### Exercise
Every line below must be reproduced exactly. Copy them all.

Records
--- start ---
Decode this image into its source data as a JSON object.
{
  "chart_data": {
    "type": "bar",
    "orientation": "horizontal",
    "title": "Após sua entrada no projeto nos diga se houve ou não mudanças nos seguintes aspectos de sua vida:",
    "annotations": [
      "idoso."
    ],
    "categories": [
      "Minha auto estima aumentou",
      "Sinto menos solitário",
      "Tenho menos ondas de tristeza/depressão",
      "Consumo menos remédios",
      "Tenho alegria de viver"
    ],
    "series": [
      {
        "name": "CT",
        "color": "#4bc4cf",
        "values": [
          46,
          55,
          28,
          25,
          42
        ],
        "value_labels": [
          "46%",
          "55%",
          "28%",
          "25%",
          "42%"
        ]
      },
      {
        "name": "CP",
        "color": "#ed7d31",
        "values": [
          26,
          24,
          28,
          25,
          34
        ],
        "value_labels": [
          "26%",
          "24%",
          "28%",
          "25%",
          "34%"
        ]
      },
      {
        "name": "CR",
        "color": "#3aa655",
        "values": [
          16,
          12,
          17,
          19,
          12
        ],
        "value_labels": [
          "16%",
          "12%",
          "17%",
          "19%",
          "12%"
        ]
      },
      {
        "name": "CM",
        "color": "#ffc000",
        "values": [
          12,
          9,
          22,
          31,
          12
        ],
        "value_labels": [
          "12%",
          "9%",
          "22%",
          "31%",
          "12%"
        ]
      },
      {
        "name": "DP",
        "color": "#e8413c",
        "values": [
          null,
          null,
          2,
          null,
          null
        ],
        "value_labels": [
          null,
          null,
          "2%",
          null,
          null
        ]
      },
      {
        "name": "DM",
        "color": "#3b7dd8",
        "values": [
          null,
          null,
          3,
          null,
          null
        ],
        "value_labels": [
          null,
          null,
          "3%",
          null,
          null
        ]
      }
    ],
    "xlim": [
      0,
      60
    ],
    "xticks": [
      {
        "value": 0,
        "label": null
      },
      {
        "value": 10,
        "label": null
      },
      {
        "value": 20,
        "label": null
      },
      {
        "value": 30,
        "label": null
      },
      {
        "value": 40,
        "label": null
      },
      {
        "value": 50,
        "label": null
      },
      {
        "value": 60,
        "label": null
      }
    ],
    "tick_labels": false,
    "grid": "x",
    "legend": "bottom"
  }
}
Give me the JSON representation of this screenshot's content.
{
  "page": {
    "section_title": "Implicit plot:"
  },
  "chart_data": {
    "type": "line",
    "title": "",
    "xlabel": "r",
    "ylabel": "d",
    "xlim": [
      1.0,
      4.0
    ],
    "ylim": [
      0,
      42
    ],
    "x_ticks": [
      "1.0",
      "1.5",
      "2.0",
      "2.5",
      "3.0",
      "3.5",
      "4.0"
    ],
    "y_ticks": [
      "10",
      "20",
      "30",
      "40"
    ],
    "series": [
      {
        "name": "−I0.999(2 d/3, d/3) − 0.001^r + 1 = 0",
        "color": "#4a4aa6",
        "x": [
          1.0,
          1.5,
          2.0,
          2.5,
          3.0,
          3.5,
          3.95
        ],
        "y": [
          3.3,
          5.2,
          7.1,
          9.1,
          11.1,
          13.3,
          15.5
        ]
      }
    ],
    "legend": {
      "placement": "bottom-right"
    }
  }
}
--- end ---
### Result of this exercise
Decode this image into its source data as a JSON object.
{
  "chart_data": {
    "type": "bar",
    "orientation": "horizontal",
    "title": "Após sua entrada no projeto nos diga se houve ou não mudanças nos seguintes aspectos de sua vida:",
    "annotations": [
      "idoso."
    ],
    "categories": [
      "Minha auto estima aumentou",
      "Sinto menos solitário",
      "Tenho menos ondas de tristeza/depressão",
      "Consumo menos remédios",
      "Tenho alegria de viver"
    ],
    "series": [
      {
        "name": "CT",
        "color": "#4bc4cf",
        "values": [
          46,
          55,
          28,
          25,
          42
        ],
        "value_labels": [
          "46%",
          "55%",
          "28%",
          "25%",
          "42%"
        ]
      },
      {
        "name": "CP",
        "color": "#ed7d31",
        "values": [
          26,
          24,
          28,
          25,
          34
        ],
        "value_labels": [
          "26%",
          "24%",
          "28%",
          "25%",
          "34%"
        ]
      },
      {
        "name": "CR",
        "color": "#3aa655",
        "values": [
          16,
          12,
          17,
          19,
          12
        ],
        "value_labels": [
          "16%",
          "12%",
          "17%",
          "19%",
          "12%"
        ]
      },
      {
        "name": "CM",
        "color": "#ffc000",
        "values": [
          12,
          9,
          22,
          31,
          12
        ],
        "value_labels": [
          "12%",
          "9%",
          "22%",
          "31%",
          "12%"
        ]
      },
      {
        "name": "DP",
        "color": "#e8413c",
        "values": [
          null,
          null,
          2,
          null,
          null
        ],
        "value_labels": [
          null,
          null,
          "2%",
          null,
          null
        ]
      },
      {
        "name": "DM",
        "color": "#3b7dd8",
        "values": [
          null,
          null,
          3,
          null,
          null
        ],
        "value_labels": [
          null,
          null,
          "3%",
          null,
          null
        ]
      }
    ],
    "xlim": [
      0,
      60
    ],
    "xticks": [
      {
        "value": 0,
        "label": null
      },
      {
        "value": 10,
        "label": null
      },
      {
        "value": 20,
        "label": null
      },
      {
        "value": 30,
        "label": null
      },
      {
        "value": 40,
        "label": null
      },
      {
        "value": 50,
        "label": null
      },
      {
        "value": 60,
        "label": null
      }
    ],
    "tick_labels": false,
    "grid": "x",
    "legend": "bottom"
  }
}
Give me the JSON representation of this screenshot's content.
{
  "page": {
    "section_title": "Implicit plot:"
  },
  "chart_data": {
    "type": "line",
    "title": "",
    "xlabel": "r",
    "ylabel": "d",
    "xlim": [
      1.0,
      4.0
    ],
    "ylim": [
      0,
      42
    ],
    "x_ticks": [
      "1.0",
      "1.5",
      "2.0",
      "2.5",
      "3.0",
      "3.5",
      "4.0"
    ],
    "y_ticks": [
      "10",
      "20",
      "30",
      "40"
    ],
    "series": [
      {
        "name": "−I0.999(2 d/3, d/3) − 0.001^r + 1 = 0",
        "color": "#4a4aa6",
        "x": [
          1.0,
          1.5,
          2.0,
          2.5,
          3.0,
          3.5,
          3.95
        ],
        "y": [
          3.3,
          5.2,
          7.1,
          9.1,
          11.1,
          13.3,
          15.5
        ]
      }
    ],
    "legend": {
      "placement": "bottom-right"
    }
  }
}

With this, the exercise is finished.